## [PROVIDED DATA]
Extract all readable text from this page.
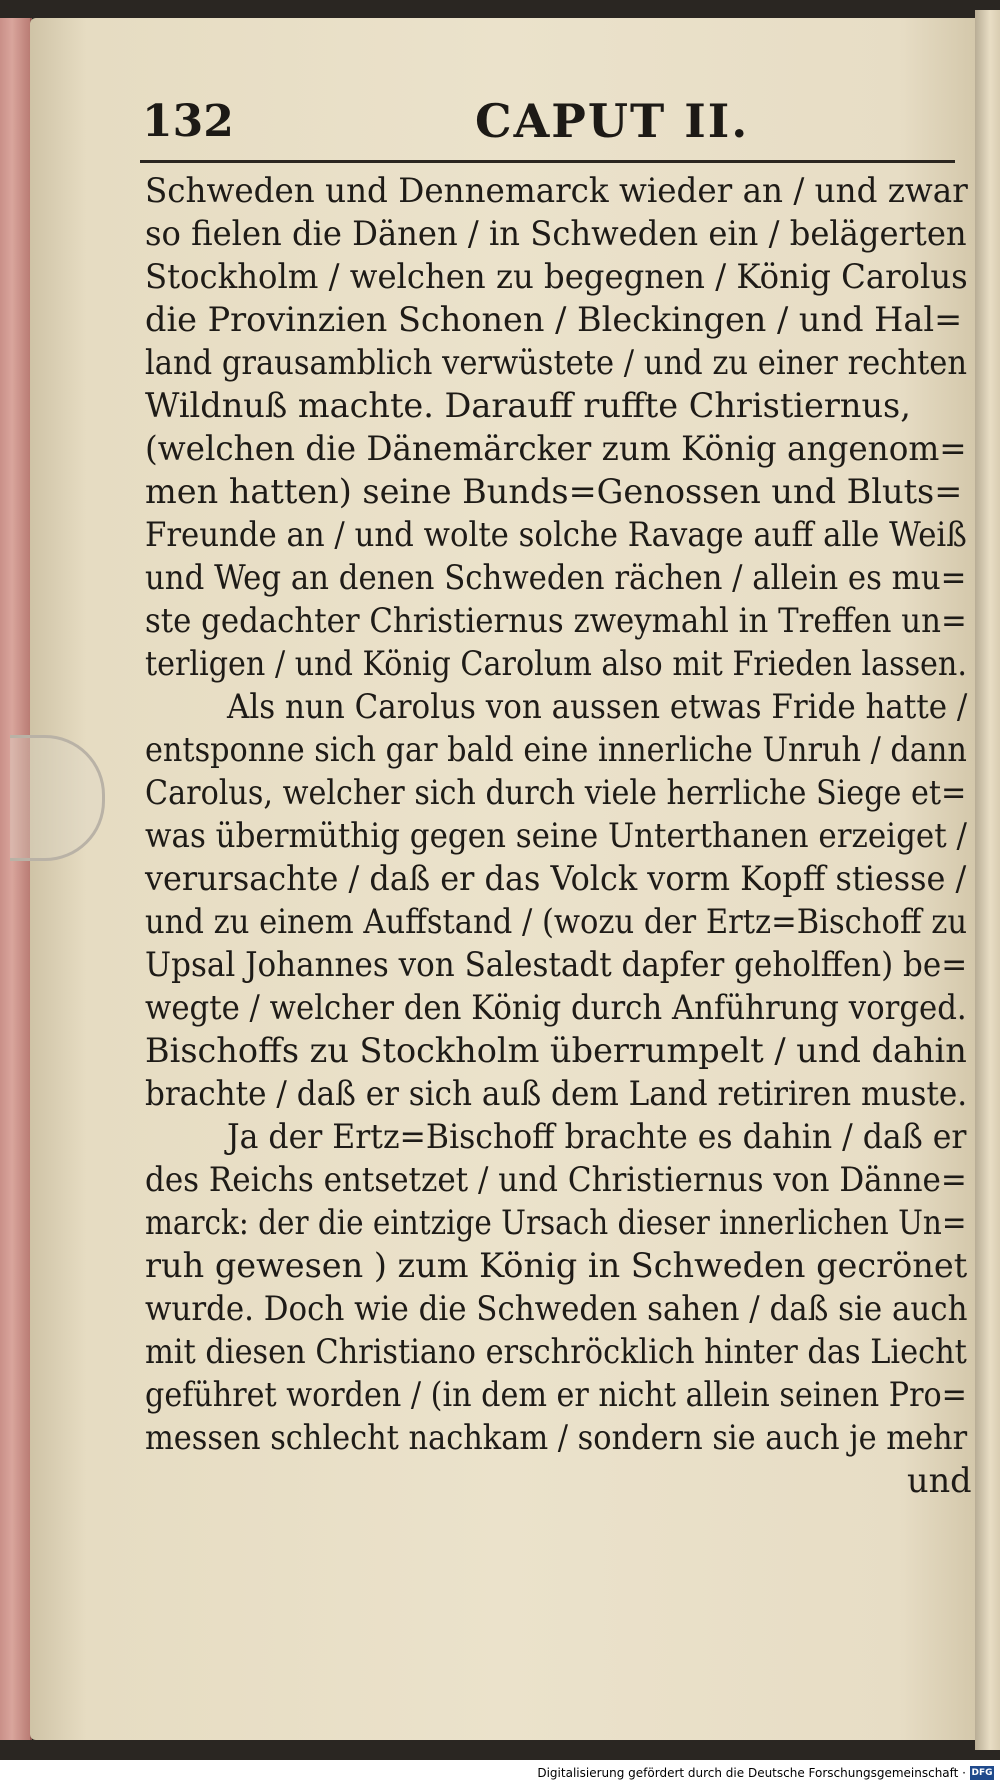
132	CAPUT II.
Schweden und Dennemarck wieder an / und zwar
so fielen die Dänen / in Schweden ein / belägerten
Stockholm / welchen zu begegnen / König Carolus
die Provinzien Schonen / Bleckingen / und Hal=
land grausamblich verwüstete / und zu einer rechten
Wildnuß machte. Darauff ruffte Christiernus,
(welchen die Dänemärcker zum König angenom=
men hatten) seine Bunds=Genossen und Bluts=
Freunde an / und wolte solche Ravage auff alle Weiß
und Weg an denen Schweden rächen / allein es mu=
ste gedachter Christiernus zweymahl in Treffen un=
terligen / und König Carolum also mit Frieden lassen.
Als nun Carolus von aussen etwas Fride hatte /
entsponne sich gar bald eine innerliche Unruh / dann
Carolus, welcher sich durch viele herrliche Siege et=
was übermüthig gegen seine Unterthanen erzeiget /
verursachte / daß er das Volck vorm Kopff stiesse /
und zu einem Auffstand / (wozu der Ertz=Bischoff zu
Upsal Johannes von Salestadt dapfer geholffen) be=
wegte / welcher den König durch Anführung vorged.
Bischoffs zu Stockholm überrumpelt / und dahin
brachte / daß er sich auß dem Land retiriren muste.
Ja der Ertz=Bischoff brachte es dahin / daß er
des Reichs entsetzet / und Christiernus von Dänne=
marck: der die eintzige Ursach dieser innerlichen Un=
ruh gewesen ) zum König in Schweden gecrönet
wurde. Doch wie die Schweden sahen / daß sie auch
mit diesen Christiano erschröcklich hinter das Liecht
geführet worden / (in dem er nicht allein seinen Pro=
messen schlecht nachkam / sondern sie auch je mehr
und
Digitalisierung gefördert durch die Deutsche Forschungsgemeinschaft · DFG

==

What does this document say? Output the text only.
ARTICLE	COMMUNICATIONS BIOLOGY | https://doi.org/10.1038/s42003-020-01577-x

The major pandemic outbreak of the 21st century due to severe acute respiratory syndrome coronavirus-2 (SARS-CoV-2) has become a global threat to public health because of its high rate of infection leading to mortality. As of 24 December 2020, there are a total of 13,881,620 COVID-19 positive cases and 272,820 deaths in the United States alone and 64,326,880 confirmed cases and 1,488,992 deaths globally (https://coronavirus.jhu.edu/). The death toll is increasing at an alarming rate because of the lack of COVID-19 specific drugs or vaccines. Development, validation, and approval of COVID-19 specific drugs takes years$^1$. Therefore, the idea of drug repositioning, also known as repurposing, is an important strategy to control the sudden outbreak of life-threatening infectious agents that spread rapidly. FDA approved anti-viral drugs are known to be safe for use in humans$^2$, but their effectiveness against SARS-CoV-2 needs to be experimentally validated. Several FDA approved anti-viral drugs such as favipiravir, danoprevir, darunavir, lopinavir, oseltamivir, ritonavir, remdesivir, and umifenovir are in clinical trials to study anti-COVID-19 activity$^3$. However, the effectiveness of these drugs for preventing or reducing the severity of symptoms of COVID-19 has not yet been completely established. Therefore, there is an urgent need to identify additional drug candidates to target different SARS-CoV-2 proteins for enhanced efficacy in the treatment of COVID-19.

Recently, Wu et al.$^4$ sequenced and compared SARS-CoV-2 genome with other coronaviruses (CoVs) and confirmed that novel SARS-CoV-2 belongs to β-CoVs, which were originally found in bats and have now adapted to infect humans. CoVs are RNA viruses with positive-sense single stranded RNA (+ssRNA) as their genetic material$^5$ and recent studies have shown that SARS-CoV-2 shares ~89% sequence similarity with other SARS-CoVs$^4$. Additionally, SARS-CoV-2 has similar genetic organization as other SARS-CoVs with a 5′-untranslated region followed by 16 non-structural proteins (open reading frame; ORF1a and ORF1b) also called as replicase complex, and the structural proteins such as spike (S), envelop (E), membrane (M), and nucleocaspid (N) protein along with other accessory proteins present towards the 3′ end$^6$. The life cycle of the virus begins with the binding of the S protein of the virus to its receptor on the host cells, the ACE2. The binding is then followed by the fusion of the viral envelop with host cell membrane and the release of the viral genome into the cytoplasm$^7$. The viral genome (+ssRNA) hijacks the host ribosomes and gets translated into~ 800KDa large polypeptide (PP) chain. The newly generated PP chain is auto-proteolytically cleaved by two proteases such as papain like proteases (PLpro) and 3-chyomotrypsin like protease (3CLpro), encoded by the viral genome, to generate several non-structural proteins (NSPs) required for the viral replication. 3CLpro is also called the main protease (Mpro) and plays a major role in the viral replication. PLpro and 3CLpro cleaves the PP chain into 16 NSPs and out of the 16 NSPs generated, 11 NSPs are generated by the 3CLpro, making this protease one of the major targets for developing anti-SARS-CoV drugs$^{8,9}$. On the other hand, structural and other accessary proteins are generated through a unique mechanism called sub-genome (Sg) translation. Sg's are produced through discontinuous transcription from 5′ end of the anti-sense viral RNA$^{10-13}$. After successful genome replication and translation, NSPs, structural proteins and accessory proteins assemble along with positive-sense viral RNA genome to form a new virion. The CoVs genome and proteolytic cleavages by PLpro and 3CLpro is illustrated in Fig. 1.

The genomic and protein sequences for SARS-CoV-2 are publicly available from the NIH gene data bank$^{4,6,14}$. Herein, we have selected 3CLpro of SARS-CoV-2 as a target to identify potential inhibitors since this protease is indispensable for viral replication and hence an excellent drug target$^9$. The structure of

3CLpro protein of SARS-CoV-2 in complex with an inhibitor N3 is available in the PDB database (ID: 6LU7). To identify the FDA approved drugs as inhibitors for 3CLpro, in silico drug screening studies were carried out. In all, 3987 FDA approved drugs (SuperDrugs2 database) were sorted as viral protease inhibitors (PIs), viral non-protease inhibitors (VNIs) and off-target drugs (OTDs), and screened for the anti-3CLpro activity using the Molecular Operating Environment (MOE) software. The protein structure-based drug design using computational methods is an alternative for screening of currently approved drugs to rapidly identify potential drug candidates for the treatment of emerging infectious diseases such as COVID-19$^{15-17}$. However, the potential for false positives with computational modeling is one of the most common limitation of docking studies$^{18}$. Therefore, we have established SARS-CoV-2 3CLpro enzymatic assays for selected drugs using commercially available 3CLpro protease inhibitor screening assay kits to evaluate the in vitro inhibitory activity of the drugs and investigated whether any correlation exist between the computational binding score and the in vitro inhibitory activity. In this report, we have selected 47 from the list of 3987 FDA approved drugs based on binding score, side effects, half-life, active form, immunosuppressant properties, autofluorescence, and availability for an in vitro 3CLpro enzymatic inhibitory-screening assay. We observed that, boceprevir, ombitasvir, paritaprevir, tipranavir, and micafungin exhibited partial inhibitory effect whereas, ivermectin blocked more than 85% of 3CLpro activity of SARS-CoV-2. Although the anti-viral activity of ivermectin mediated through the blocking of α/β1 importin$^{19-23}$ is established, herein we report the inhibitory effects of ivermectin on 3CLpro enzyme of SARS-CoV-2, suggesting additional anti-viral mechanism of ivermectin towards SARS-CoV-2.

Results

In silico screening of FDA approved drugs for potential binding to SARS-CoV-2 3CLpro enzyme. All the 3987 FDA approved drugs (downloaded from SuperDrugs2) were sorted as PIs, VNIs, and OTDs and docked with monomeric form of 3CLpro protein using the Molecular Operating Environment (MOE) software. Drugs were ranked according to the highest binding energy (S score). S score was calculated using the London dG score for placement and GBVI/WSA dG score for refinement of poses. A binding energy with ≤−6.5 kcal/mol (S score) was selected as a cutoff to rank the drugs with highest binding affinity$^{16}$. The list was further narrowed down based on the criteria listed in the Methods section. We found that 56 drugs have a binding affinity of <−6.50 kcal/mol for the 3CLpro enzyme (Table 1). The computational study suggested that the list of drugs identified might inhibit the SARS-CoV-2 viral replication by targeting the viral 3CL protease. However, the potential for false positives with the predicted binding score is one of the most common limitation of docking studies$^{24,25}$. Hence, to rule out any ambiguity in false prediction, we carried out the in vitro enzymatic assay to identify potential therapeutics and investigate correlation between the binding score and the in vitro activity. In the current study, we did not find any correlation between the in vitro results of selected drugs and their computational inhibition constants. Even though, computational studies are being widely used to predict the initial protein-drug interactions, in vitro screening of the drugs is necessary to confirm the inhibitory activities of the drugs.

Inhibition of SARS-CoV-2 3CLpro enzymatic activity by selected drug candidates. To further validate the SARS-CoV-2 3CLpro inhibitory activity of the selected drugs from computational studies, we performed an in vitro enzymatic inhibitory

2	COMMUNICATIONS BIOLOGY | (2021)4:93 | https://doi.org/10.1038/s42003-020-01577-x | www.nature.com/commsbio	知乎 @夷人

* * *

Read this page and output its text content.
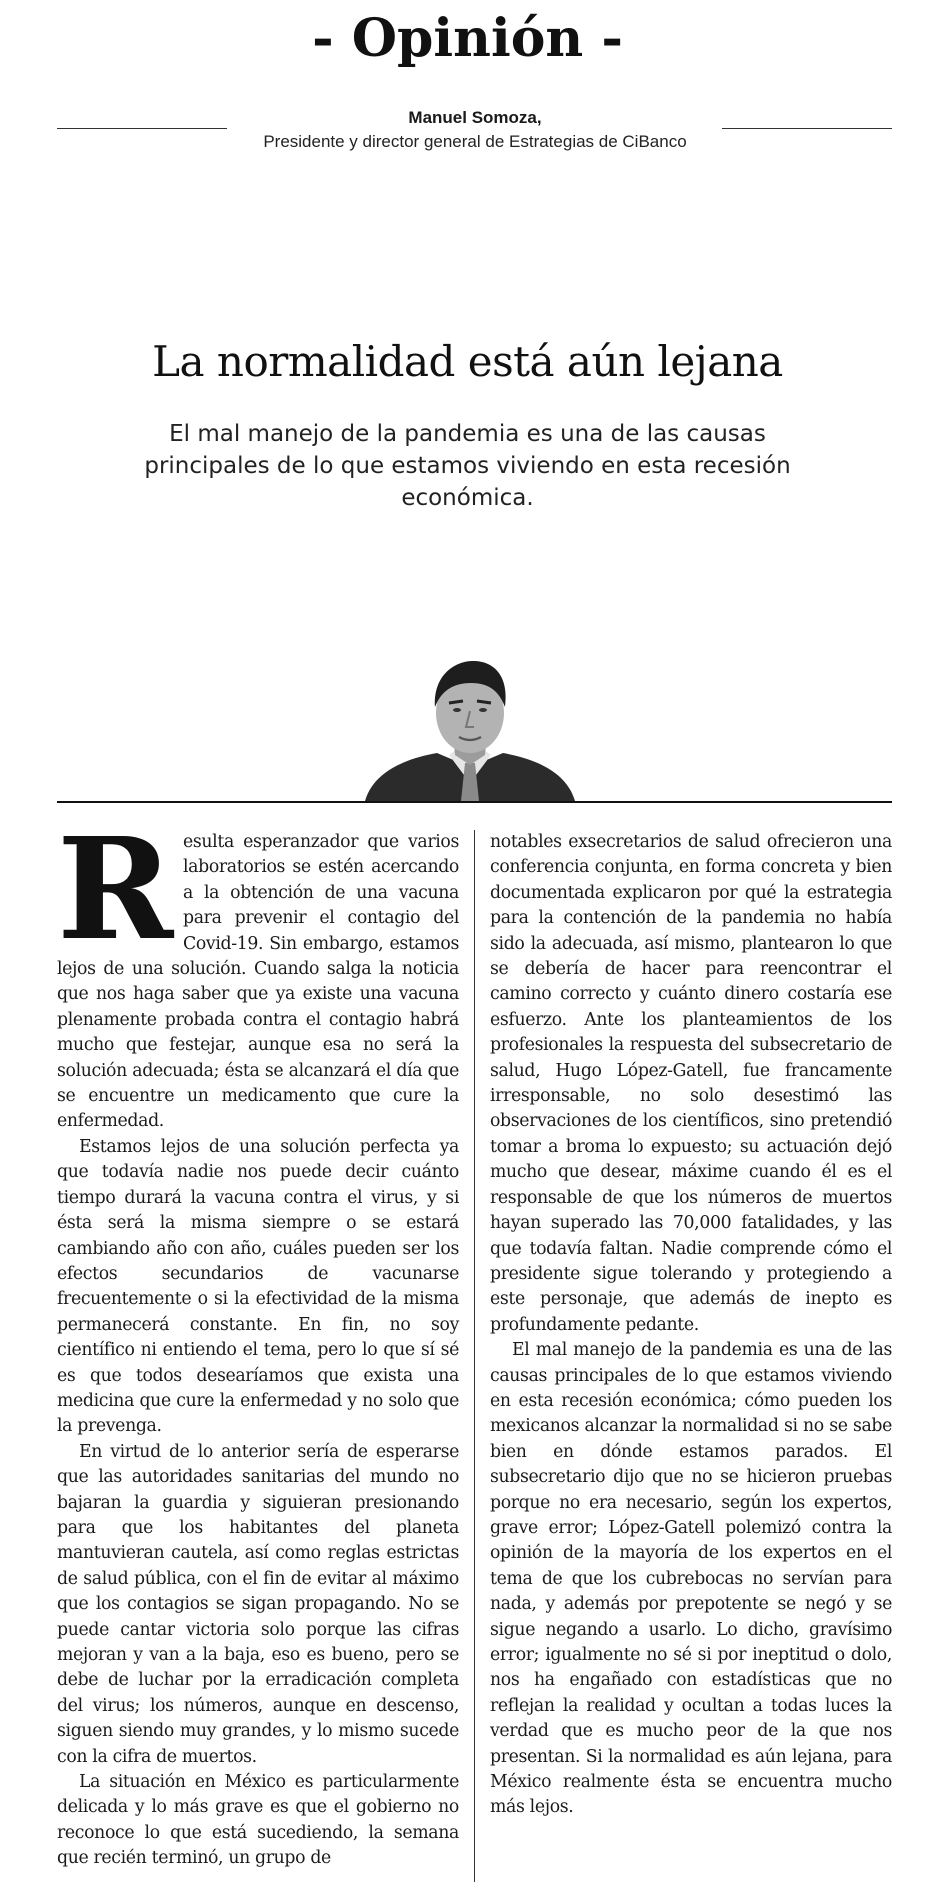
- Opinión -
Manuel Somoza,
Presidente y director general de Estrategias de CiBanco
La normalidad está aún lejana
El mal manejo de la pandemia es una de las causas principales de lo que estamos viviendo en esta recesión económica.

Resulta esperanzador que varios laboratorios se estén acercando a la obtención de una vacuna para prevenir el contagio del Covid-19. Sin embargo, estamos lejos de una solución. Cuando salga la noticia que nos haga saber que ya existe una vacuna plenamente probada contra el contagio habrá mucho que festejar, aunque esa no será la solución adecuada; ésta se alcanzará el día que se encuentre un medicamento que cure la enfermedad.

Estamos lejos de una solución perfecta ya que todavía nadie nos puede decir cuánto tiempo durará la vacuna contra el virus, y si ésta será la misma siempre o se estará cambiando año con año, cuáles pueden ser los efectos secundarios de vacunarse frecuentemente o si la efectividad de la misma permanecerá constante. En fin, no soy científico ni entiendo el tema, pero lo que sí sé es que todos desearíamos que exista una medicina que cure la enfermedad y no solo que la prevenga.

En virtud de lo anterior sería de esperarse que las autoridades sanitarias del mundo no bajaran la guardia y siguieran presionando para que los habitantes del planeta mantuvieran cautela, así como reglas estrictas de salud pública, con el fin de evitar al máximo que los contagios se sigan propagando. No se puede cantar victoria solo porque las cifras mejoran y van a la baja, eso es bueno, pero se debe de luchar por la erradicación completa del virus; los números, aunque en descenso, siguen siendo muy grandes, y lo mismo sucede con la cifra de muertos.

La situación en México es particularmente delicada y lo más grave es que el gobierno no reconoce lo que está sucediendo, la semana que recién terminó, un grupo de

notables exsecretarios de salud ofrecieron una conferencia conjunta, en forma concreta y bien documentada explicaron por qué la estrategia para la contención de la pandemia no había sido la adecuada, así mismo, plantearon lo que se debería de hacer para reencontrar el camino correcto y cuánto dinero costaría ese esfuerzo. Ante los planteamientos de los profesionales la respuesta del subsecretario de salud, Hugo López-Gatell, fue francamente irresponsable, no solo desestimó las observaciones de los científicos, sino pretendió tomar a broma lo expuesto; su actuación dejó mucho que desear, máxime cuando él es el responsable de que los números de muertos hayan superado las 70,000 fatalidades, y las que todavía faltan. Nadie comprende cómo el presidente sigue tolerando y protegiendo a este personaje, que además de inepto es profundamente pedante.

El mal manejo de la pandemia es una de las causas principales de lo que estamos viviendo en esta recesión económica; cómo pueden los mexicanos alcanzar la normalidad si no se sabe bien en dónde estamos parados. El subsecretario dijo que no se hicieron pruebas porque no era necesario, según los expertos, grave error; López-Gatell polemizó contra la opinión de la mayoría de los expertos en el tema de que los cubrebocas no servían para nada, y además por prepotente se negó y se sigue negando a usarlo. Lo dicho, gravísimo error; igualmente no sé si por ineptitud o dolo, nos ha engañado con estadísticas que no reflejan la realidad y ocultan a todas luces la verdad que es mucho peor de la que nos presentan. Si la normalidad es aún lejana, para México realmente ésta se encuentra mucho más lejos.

## [EXERCISE DIRECTIONS]
The expected result is a copy of each line in the records where "cuánto" appears.

## [RESULT BELOW]
Estamos lejos de una solución perfecta ya que todavía nadie nos puede decir cuánto tiempo durará la vacuna contra el virus, y si ésta será la misma siempre o se estará cambiando año con año, cuáles pueden ser los efectos secundarios de vacunarse frecuentemente o si la efectividad de la misma permanecerá constante. En fin, no soy científico ni entiendo el tema, pero lo que sí sé es que todos desearíamos que exista una medicina que cure la enfermedad y no solo que la prevenga.
notables exsecretarios de salud ofrecieron una conferencia conjunta, en forma concreta y bien documentada explicaron por qué la estrategia para la contención de la pandemia no había sido la adecuada, así mismo, plantearon lo que se debería de hacer para reencontrar el camino correcto y cuánto dinero costaría ese esfuerzo. Ante los planteamientos de los profesionales la respuesta del subsecretario de salud, Hugo López-Gatell, fue francamente irresponsable, no solo desestimó las observaciones de los científicos, sino pretendió tomar a broma lo expuesto; su actuación dejó mucho que desear, máxime cuando él es el responsable de que los números de muertos hayan superado las 70,000 fatalidades, y las que todavía faltan. Nadie comprende cómo el presidente sigue tolerando y protegiendo a este personaje, que además de inepto es profundamente pedante.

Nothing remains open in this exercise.